__REQUIREMENT__:
Copy out all the lines where "ciel" shows up.

__EXTRACTED DATA__:
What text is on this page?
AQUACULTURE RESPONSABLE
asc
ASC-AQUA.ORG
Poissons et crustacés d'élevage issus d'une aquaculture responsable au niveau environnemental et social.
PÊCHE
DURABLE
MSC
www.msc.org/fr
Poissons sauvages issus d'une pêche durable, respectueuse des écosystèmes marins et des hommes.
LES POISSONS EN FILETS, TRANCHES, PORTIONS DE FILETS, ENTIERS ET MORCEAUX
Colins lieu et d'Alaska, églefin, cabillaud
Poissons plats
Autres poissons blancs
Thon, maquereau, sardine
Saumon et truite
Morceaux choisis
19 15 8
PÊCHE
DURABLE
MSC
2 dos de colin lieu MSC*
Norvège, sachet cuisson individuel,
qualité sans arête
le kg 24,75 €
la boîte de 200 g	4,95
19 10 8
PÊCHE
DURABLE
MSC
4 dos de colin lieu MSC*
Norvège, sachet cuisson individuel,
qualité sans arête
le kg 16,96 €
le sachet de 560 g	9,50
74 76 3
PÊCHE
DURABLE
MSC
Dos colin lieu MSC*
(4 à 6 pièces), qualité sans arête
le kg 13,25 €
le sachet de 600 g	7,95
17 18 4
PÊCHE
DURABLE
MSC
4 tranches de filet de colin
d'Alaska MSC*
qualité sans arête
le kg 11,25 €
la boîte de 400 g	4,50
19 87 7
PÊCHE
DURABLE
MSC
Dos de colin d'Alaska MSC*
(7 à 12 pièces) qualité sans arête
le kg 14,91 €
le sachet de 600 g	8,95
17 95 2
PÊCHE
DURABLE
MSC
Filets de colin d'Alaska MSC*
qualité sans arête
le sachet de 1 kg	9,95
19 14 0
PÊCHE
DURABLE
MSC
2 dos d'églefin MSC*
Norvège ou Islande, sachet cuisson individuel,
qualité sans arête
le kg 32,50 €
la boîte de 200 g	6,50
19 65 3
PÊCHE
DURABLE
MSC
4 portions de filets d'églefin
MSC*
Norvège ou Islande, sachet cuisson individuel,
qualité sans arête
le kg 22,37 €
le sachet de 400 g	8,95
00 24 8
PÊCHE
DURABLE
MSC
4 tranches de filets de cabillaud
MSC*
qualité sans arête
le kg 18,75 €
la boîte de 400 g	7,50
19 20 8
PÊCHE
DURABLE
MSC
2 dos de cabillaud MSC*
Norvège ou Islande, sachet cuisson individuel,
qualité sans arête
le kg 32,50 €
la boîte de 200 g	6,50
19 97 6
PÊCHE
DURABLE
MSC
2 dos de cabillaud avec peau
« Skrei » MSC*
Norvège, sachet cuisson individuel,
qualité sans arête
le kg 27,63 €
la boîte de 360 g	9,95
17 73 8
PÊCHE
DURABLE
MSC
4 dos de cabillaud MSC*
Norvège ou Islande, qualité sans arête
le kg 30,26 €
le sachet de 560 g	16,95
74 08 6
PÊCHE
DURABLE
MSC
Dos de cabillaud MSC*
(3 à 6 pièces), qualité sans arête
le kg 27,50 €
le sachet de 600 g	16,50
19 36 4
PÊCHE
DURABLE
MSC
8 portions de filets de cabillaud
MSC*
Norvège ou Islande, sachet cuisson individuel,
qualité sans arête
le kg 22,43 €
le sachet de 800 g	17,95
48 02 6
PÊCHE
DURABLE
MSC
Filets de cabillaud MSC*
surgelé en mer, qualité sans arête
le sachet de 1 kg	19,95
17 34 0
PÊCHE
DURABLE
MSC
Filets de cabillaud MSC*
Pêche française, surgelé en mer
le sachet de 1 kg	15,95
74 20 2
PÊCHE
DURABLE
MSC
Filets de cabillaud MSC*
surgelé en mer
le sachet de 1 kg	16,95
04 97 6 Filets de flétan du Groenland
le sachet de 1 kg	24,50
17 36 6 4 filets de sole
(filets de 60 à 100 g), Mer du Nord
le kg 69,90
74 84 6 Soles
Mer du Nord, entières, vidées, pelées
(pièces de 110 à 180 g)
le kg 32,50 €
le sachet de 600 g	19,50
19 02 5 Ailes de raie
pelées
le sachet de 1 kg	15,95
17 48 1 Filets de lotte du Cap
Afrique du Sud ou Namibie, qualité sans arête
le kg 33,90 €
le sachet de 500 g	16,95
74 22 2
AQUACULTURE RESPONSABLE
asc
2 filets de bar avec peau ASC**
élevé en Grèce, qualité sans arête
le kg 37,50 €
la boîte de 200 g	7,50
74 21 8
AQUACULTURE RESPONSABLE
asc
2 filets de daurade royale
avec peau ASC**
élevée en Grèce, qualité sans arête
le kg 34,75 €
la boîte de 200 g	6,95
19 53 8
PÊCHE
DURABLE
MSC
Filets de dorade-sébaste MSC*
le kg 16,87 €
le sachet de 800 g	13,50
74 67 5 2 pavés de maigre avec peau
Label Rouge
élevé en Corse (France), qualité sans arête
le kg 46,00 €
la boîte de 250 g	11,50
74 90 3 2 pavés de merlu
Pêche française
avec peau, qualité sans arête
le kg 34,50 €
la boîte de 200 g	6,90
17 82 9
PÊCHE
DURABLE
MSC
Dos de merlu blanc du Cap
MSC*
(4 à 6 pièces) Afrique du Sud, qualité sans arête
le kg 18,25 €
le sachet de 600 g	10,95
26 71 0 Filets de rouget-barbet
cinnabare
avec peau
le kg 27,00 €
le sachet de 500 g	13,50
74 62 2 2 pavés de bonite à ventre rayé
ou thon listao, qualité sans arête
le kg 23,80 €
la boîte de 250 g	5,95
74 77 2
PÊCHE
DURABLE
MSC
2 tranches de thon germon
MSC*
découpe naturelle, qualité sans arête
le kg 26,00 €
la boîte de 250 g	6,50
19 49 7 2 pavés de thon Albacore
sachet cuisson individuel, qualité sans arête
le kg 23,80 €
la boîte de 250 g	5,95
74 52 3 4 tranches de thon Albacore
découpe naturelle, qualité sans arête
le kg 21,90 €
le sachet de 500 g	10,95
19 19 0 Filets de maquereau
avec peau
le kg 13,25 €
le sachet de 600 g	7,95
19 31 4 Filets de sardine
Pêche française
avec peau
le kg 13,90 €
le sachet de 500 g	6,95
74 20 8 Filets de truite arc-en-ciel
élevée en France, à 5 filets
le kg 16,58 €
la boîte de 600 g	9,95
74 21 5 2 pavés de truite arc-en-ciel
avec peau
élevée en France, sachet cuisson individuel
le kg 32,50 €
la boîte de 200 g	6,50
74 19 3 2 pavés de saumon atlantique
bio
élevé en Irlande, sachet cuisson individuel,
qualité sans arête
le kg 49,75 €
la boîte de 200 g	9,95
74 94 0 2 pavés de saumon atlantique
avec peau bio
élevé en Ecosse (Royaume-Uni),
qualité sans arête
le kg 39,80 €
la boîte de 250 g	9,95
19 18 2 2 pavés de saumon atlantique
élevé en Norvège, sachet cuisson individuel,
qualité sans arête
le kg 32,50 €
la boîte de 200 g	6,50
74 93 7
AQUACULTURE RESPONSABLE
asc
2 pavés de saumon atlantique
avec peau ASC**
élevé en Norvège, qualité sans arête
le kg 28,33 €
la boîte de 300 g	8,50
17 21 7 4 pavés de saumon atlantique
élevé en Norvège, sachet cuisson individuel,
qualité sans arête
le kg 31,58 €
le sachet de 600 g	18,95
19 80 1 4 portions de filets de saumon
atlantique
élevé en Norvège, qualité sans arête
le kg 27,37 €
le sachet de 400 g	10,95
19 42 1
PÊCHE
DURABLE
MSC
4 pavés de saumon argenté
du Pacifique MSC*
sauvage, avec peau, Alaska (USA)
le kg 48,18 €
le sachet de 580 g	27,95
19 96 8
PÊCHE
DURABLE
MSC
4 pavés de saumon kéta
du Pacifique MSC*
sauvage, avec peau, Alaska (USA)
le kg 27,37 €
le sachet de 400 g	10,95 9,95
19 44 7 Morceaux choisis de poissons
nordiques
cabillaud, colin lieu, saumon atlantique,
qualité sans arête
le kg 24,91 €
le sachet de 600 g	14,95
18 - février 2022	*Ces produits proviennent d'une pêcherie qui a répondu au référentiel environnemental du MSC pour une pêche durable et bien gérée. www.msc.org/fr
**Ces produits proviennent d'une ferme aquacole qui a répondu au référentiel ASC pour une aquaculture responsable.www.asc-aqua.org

__COMPLETED TASK__:
74 20 8 Filets de truite arc-en-ciel
74 21 5 2 pavés de truite arc-en-ciel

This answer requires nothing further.